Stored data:
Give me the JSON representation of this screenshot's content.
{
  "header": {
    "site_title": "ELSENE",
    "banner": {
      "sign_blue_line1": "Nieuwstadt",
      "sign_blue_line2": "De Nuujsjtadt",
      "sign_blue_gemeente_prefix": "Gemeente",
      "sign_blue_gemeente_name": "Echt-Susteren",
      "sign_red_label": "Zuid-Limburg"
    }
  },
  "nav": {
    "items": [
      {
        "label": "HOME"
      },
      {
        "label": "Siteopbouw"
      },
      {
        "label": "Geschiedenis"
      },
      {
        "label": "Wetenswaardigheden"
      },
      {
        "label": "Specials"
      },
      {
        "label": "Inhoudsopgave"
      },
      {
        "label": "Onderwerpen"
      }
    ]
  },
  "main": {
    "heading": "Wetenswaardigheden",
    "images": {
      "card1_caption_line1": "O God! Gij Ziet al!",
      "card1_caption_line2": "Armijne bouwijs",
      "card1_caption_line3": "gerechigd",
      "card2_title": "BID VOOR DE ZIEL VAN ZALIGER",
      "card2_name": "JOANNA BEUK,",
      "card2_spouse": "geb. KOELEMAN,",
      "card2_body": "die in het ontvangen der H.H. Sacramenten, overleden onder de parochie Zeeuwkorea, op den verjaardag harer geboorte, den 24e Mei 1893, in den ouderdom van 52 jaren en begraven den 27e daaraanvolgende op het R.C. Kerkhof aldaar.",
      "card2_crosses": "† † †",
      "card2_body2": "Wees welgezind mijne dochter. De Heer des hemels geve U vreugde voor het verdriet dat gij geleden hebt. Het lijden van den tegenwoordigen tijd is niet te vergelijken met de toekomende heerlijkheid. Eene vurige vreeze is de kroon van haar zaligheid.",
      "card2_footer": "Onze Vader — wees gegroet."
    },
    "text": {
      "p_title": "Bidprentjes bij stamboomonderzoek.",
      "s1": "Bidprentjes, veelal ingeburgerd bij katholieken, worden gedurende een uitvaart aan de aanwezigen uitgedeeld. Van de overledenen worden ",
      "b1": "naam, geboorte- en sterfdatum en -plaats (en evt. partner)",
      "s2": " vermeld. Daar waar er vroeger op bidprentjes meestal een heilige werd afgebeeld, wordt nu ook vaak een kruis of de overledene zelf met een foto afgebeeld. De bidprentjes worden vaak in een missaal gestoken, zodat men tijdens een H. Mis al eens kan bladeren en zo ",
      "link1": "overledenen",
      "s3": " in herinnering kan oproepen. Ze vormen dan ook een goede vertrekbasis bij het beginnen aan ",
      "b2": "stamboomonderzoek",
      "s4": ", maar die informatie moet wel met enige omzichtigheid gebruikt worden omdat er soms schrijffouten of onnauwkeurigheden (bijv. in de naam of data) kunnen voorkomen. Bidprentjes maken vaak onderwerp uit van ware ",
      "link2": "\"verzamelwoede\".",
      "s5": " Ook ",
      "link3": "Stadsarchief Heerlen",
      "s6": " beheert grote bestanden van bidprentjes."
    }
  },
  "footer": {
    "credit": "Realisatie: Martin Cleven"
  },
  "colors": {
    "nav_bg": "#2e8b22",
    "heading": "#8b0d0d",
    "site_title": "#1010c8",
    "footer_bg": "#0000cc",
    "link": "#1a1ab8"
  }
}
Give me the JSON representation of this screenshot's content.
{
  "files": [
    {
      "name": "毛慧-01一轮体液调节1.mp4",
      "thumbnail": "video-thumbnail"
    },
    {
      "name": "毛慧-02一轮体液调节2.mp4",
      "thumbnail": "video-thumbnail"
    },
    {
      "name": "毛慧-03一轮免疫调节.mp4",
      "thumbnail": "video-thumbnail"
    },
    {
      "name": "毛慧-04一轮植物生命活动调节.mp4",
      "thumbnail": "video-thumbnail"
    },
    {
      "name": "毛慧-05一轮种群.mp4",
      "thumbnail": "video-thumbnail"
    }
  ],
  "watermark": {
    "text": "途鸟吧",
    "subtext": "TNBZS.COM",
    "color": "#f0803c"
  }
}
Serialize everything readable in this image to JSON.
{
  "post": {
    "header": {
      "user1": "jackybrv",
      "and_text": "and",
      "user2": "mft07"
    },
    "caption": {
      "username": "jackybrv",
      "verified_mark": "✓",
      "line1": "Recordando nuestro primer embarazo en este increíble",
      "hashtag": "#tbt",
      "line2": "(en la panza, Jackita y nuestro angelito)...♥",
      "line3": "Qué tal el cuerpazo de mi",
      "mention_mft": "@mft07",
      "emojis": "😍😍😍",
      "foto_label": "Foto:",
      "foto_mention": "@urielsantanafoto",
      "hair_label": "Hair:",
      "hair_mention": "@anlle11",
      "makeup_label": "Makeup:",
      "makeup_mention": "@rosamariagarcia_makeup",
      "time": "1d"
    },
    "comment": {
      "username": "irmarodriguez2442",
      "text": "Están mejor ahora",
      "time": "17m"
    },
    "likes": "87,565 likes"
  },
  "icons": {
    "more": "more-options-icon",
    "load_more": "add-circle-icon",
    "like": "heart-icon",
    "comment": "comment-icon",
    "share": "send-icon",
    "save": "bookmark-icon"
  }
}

■ Exercise details
Print all of the entries again, exactly as written.

■ Answer to the exercise
Give me the JSON representation of this screenshot's content.
{
  "header": {
    "site_title": "ELSENE",
    "banner": {
      "sign_blue_line1": "Nieuwstadt",
      "sign_blue_line2": "De Nuujsjtadt",
      "sign_blue_gemeente_prefix": "Gemeente",
      "sign_blue_gemeente_name": "Echt-Susteren",
      "sign_red_label": "Zuid-Limburg"
    }
  },
  "nav": {
    "items": [
      {
        "label": "HOME"
      },
      {
        "label": "Siteopbouw"
      },
      {
        "label": "Geschiedenis"
      },
      {
        "label": "Wetenswaardigheden"
      },
      {
        "label": "Specials"
      },
      {
        "label": "Inhoudsopgave"
      },
      {
        "label": "Onderwerpen"
      }
    ]
  },
  "main": {
    "heading": "Wetenswaardigheden",
    "images": {
      "card1_caption_line1": "O God! Gij Ziet al!",
      "card1_caption_line2": "Armijne bouwijs",
      "card1_caption_line3": "gerechigd",
      "card2_title": "BID VOOR DE ZIEL VAN ZALIGER",
      "card2_name": "JOANNA BEUK,",
      "card2_spouse": "geb. KOELEMAN,",
      "card2_body": "die in het ontvangen der H.H. Sacramenten, overleden onder de parochie Zeeuwkorea, op den verjaardag harer geboorte, den 24e Mei 1893, in den ouderdom van 52 jaren en begraven den 27e daaraanvolgende op het R.C. Kerkhof aldaar.",
      "card2_crosses": "† † †",
      "card2_body2": "Wees welgezind mijne dochter. De Heer des hemels geve U vreugde voor het verdriet dat gij geleden hebt. Het lijden van den tegenwoordigen tijd is niet te vergelijken met de toekomende heerlijkheid. Eene vurige vreeze is de kroon van haar zaligheid.",
      "card2_footer": "Onze Vader — wees gegroet."
    },
    "text": {
      "p_title": "Bidprentjes bij stamboomonderzoek.",
      "s1": "Bidprentjes, veelal ingeburgerd bij katholieken, worden gedurende een uitvaart aan de aanwezigen uitgedeeld. Van de overledenen worden ",
      "b1": "naam, geboorte- en sterfdatum en -plaats (en evt. partner)",
      "s2": " vermeld. Daar waar er vroeger op bidprentjes meestal een heilige werd afgebeeld, wordt nu ook vaak een kruis of de overledene zelf met een foto afgebeeld. De bidprentjes worden vaak in een missaal gestoken, zodat men tijdens een H. Mis al eens kan bladeren en zo ",
      "link1": "overledenen",
      "s3": " in herinnering kan oproepen. Ze vormen dan ook een goede vertrekbasis bij het beginnen aan ",
      "b2": "stamboomonderzoek",
      "s4": ", maar die informatie moet wel met enige omzichtigheid gebruikt worden omdat er soms schrijffouten of onnauwkeurigheden (bijv. in de naam of data) kunnen voorkomen. Bidprentjes maken vaak onderwerp uit van ware ",
      "link2": "\"verzamelwoede\".",
      "s5": " Ook ",
      "link3": "Stadsarchief Heerlen",
      "s6": " beheert grote bestanden van bidprentjes."
    }
  },
  "footer": {
    "credit": "Realisatie: Martin Cleven"
  },
  "colors": {
    "nav_bg": "#2e8b22",
    "heading": "#8b0d0d",
    "site_title": "#1010c8",
    "footer_bg": "#0000cc",
    "link": "#1a1ab8"
  }
}
Give me the JSON representation of this screenshot's content.
{
  "files": [
    {
      "name": "毛慧-01一轮体液调节1.mp4",
      "thumbnail": "video-thumbnail"
    },
    {
      "name": "毛慧-02一轮体液调节2.mp4",
      "thumbnail": "video-thumbnail"
    },
    {
      "name": "毛慧-03一轮免疫调节.mp4",
      "thumbnail": "video-thumbnail"
    },
    {
      "name": "毛慧-04一轮植物生命活动调节.mp4",
      "thumbnail": "video-thumbnail"
    },
    {
      "name": "毛慧-05一轮种群.mp4",
      "thumbnail": "video-thumbnail"
    }
  ],
  "watermark": {
    "text": "途鸟吧",
    "subtext": "TNBZS.COM",
    "color": "#f0803c"
  }
}
Serialize everything readable in this image to JSON.
{
  "post": {
    "header": {
      "user1": "jackybrv",
      "and_text": "and",
      "user2": "mft07"
    },
    "caption": {
      "username": "jackybrv",
      "verified_mark": "✓",
      "line1": "Recordando nuestro primer embarazo en este increíble",
      "hashtag": "#tbt",
      "line2": "(en la panza, Jackita y nuestro angelito)...♥",
      "line3": "Qué tal el cuerpazo de mi",
      "mention_mft": "@mft07",
      "emojis": "😍😍😍",
      "foto_label": "Foto:",
      "foto_mention": "@urielsantanafoto",
      "hair_label": "Hair:",
      "hair_mention": "@anlle11",
      "makeup_label": "Makeup:",
      "makeup_mention": "@rosamariagarcia_makeup",
      "time": "1d"
    },
    "comment": {
      "username": "irmarodriguez2442",
      "text": "Están mejor ahora",
      "time": "17m"
    },
    "likes": "87,565 likes"
  },
  "icons": {
    "more": "more-options-icon",
    "load_more": "add-circle-icon",
    "like": "heart-icon",
    "comment": "comment-icon",
    "share": "send-icon",
    "save": "bookmark-icon"
  }
}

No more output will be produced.